━━ MATERIAL SHOWN

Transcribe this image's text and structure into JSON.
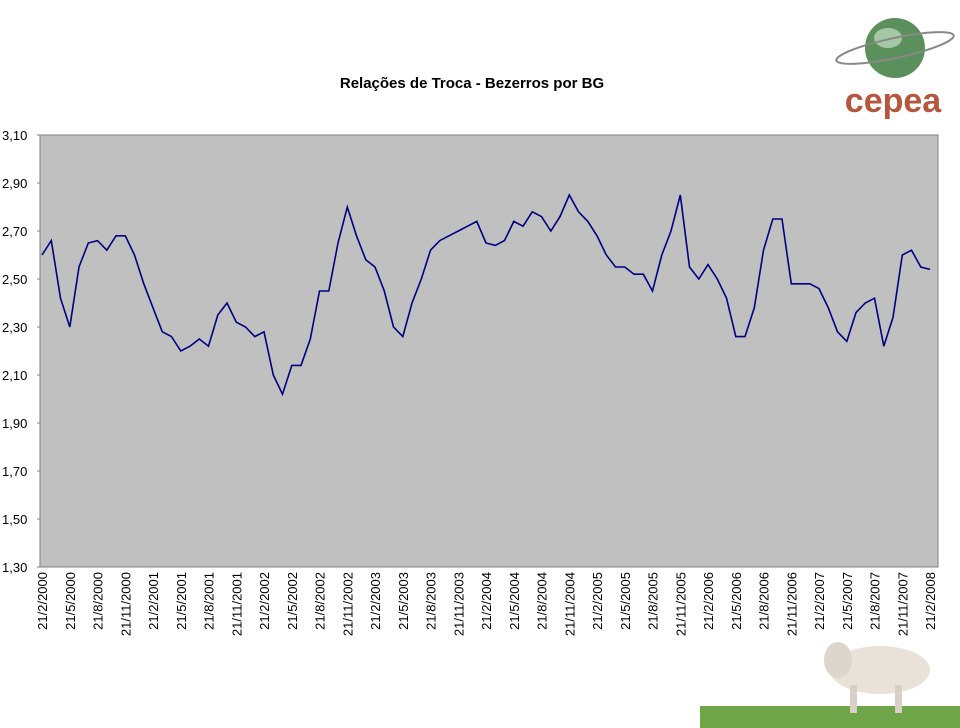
{
  "chart_data": {
    "type": "line",
    "title": "Relações de Troca - Bezerros por BG",
    "logo": "cepea",
    "categories": [
      "21/2/2000",
      null,
      null,
      "21/5/2000",
      null,
      null,
      "21/8/2000",
      null,
      null,
      "21/11/2000",
      null,
      null,
      "21/2/2001",
      null,
      null,
      "21/5/2001",
      null,
      null,
      "21/8/2001",
      null,
      null,
      "21/11/2001",
      null,
      null,
      "21/2/2002",
      null,
      null,
      "21/5/2002",
      null,
      null,
      "21/8/2002",
      null,
      null,
      "21/11/2002",
      null,
      null,
      "21/2/2003",
      null,
      null,
      "21/5/2003",
      null,
      null,
      "21/8/2003",
      null,
      null,
      "21/11/2003",
      null,
      null,
      "21/2/2004",
      null,
      null,
      "21/5/2004",
      null,
      null,
      "21/8/2004",
      null,
      null,
      "21/11/2004",
      null,
      null,
      "21/2/2005",
      null,
      null,
      "21/5/2005",
      null,
      null,
      "21/8/2005",
      null,
      null,
      "21/11/2005",
      null,
      null,
      "21/2/2006",
      null,
      null,
      "21/5/2006",
      null,
      null,
      "21/8/2006",
      null,
      null,
      "21/11/2006",
      null,
      null,
      "21/2/2007",
      null,
      null,
      "21/5/2007",
      null,
      null,
      "21/8/2007",
      null,
      null,
      "21/11/2007",
      null,
      null,
      "21/2/2008"
    ],
    "series": [
      {
        "color": "#000080",
        "values": [
          2.6,
          2.66,
          2.42,
          2.3,
          2.55,
          2.65,
          2.66,
          2.62,
          2.68,
          2.68,
          2.6,
          2.48,
          2.38,
          2.28,
          2.26,
          2.2,
          2.22,
          2.25,
          2.22,
          2.35,
          2.4,
          2.32,
          2.3,
          2.26,
          2.28,
          2.1,
          2.02,
          2.14,
          2.14,
          2.25,
          2.45,
          2.45,
          2.65,
          2.8,
          2.68,
          2.58,
          2.55,
          2.45,
          2.3,
          2.26,
          2.4,
          2.5,
          2.62,
          2.66,
          2.68,
          2.7,
          2.72,
          2.74,
          2.65,
          2.64,
          2.66,
          2.74,
          2.72,
          2.78,
          2.76,
          2.7,
          2.76,
          2.85,
          2.78,
          2.74,
          2.68,
          2.6,
          2.55,
          2.55,
          2.52,
          2.52,
          2.45,
          2.6,
          2.7,
          2.85,
          2.55,
          2.5,
          2.56,
          2.5,
          2.42,
          2.26,
          2.26,
          2.38,
          2.62,
          2.75,
          2.75,
          2.48,
          2.48,
          2.48,
          2.46,
          2.38,
          2.28,
          2.24,
          2.36,
          2.4,
          2.42,
          2.22,
          2.34,
          2.6,
          2.62,
          2.55,
          2.54
        ]
      }
    ],
    "ylim": [
      1.3,
      3.1
    ],
    "yticks": [
      {
        "value": 3.1,
        "label": "3,10"
      },
      {
        "value": 2.9,
        "label": "2,90"
      },
      {
        "value": 2.7,
        "label": "2,70"
      },
      {
        "value": 2.5,
        "label": "2,50"
      },
      {
        "value": 2.3,
        "label": "2,30"
      },
      {
        "value": 2.1,
        "label": "2,10"
      },
      {
        "value": 1.9,
        "label": "1,90"
      },
      {
        "value": 1.7,
        "label": "1,70"
      },
      {
        "value": 1.5,
        "label": "1,50"
      },
      {
        "value": 1.3,
        "label": "1,30"
      }
    ],
    "grid": false,
    "background": "#c0c0c0"
  }
}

━━━━

(SHORT EXERCISE):
Isolate the lines above that contain the word "label" and copy them.

(PROBLEM SOLUTION):
        "label": "3,10"
        "label": "2,90"
        "label": "2,70"
        "label": "2,50"
        "label": "2,30"
        "label": "2,10"
        "label": "1,90"
        "label": "1,70"
        "label": "1,50"
        "label": "1,30"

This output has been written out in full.